## [DATA FOR THE TASK]

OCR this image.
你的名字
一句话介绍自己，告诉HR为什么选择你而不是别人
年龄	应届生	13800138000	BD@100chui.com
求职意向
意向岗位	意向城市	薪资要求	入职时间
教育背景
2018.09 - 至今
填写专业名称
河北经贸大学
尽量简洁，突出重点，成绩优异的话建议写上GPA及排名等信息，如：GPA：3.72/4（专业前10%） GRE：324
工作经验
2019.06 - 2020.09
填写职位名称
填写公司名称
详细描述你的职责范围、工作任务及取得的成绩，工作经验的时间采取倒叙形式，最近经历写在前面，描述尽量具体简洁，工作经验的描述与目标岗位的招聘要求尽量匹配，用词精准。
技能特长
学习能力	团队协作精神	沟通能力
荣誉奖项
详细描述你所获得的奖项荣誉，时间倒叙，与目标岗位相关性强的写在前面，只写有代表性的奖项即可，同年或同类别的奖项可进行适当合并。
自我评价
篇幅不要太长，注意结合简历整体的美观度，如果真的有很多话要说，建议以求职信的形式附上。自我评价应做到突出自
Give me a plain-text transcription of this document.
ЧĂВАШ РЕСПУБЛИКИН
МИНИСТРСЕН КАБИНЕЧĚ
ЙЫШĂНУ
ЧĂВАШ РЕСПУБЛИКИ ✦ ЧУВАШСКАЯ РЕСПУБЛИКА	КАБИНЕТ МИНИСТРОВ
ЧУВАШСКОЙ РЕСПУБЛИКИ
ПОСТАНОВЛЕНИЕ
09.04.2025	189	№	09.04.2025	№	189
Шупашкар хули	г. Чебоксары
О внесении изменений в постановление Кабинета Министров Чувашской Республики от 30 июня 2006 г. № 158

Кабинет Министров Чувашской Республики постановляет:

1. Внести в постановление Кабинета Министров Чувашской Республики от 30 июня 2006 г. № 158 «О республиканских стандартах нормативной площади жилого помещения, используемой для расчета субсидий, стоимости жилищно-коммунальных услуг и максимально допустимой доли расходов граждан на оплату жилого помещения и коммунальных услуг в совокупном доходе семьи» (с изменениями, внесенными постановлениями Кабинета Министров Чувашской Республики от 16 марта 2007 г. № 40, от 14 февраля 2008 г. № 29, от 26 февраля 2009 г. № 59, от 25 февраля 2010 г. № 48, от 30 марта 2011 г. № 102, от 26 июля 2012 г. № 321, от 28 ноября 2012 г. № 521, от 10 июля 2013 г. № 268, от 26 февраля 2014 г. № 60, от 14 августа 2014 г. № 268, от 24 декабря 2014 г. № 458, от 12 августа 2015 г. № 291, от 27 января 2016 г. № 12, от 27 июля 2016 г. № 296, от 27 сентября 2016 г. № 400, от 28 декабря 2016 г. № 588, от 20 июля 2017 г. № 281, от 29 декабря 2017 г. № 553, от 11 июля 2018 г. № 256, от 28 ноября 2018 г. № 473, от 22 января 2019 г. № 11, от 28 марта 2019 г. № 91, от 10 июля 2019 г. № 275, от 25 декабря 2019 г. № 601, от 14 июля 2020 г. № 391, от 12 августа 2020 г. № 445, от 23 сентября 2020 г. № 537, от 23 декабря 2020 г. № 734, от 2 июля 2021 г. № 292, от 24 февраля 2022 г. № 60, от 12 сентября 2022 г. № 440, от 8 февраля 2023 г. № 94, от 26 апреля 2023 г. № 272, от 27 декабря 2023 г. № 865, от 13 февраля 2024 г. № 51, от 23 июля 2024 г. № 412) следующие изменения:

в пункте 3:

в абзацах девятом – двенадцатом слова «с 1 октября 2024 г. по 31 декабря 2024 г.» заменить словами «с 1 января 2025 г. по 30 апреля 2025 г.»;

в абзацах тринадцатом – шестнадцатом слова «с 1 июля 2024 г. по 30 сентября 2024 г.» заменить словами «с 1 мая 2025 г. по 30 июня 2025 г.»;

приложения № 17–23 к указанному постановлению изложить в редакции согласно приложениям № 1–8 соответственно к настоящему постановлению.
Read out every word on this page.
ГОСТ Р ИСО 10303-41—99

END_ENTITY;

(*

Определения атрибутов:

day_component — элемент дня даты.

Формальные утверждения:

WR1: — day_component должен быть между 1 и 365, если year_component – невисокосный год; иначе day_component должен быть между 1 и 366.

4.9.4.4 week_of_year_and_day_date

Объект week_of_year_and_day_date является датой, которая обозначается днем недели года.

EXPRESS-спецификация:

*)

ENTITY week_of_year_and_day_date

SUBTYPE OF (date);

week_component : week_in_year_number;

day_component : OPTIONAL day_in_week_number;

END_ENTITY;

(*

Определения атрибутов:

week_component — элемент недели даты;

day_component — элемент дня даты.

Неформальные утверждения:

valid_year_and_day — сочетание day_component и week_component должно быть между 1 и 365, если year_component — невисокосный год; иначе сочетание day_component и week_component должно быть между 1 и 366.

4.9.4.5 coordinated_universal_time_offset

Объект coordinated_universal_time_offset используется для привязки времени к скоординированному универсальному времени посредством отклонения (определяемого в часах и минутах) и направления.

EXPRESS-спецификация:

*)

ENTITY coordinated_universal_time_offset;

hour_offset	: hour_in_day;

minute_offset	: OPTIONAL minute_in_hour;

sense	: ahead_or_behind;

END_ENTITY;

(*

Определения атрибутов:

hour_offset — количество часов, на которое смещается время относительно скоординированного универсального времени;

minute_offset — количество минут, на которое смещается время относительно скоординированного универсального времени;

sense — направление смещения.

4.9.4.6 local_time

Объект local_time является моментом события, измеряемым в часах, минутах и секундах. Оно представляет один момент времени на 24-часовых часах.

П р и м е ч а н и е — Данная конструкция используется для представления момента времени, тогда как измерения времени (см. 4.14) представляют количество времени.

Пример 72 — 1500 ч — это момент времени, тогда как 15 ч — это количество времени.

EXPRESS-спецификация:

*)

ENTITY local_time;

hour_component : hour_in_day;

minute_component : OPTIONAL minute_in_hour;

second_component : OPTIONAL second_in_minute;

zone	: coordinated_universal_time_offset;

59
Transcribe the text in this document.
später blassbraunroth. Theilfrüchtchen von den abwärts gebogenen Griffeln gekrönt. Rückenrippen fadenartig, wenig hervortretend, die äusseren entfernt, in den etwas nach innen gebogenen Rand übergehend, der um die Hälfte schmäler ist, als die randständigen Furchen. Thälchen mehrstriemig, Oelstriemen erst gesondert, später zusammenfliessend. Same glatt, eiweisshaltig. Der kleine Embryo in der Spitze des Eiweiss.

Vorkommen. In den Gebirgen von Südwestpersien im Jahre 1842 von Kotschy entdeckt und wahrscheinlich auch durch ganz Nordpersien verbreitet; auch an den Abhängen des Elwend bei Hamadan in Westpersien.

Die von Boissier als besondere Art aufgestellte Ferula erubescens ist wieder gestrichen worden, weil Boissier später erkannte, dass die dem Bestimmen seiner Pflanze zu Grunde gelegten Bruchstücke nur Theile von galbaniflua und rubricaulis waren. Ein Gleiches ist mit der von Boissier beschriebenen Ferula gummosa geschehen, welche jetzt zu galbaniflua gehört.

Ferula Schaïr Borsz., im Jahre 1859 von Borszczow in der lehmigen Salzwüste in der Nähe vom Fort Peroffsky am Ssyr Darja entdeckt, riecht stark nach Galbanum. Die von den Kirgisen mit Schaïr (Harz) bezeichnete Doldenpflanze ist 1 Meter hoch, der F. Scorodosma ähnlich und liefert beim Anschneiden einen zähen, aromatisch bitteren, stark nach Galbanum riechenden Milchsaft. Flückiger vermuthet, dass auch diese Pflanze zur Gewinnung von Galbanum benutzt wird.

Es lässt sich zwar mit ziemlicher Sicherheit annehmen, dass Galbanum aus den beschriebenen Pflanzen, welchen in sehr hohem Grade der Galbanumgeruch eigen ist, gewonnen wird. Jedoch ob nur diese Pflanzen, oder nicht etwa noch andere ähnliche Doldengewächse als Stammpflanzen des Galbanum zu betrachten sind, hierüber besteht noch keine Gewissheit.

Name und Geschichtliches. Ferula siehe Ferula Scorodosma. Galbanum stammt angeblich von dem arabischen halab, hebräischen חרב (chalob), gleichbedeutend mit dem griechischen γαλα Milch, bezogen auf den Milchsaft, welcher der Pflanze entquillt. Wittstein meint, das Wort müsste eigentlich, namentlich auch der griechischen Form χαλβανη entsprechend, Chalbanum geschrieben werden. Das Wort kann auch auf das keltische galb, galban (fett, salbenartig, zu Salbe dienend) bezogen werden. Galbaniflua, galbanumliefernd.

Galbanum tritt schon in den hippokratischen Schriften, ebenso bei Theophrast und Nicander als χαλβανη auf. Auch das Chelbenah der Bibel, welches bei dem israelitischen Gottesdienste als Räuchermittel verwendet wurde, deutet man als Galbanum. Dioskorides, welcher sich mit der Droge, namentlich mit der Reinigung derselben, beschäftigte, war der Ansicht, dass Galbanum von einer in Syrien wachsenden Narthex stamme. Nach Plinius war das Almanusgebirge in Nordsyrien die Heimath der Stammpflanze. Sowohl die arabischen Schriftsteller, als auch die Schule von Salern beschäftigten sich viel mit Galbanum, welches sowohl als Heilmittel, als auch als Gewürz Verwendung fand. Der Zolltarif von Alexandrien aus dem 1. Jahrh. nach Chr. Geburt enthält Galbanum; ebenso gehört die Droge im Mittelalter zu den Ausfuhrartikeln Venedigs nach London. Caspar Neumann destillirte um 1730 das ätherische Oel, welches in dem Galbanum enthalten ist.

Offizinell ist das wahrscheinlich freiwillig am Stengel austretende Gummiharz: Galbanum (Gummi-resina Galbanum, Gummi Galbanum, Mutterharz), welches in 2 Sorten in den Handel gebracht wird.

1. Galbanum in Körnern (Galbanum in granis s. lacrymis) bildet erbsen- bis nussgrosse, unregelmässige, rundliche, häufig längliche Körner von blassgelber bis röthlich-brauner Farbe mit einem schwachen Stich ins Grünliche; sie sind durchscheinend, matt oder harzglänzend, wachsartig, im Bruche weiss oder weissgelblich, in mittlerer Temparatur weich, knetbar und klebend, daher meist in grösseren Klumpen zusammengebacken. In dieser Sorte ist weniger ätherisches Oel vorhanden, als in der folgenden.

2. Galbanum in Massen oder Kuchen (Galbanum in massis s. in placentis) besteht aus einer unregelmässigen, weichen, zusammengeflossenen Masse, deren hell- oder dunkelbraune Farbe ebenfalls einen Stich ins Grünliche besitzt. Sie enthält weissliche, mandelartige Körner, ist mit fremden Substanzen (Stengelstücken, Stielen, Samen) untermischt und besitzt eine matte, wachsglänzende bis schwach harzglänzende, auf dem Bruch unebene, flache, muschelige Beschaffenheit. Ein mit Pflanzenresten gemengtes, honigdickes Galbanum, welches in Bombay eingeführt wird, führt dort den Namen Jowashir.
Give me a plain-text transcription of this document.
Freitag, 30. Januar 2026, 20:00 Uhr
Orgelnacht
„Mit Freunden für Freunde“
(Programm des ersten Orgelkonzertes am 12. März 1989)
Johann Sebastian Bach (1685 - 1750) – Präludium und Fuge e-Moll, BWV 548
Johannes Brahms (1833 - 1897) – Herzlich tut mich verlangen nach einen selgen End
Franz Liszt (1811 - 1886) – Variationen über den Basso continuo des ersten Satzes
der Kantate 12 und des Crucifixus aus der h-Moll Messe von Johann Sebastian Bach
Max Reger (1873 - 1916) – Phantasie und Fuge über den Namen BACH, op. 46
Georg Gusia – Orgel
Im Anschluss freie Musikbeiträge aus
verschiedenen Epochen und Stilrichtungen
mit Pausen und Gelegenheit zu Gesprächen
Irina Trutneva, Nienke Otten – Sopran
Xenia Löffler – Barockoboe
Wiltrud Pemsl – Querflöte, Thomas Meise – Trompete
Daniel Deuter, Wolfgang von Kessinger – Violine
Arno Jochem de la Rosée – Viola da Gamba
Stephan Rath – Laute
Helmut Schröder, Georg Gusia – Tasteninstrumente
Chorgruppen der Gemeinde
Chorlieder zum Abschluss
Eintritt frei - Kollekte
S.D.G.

## [WHAT YOU HAVE TO DO]
State how many lines of the material contain the string "beschriebenen", with no other words.

## [PROBLEM SOLUTION]
2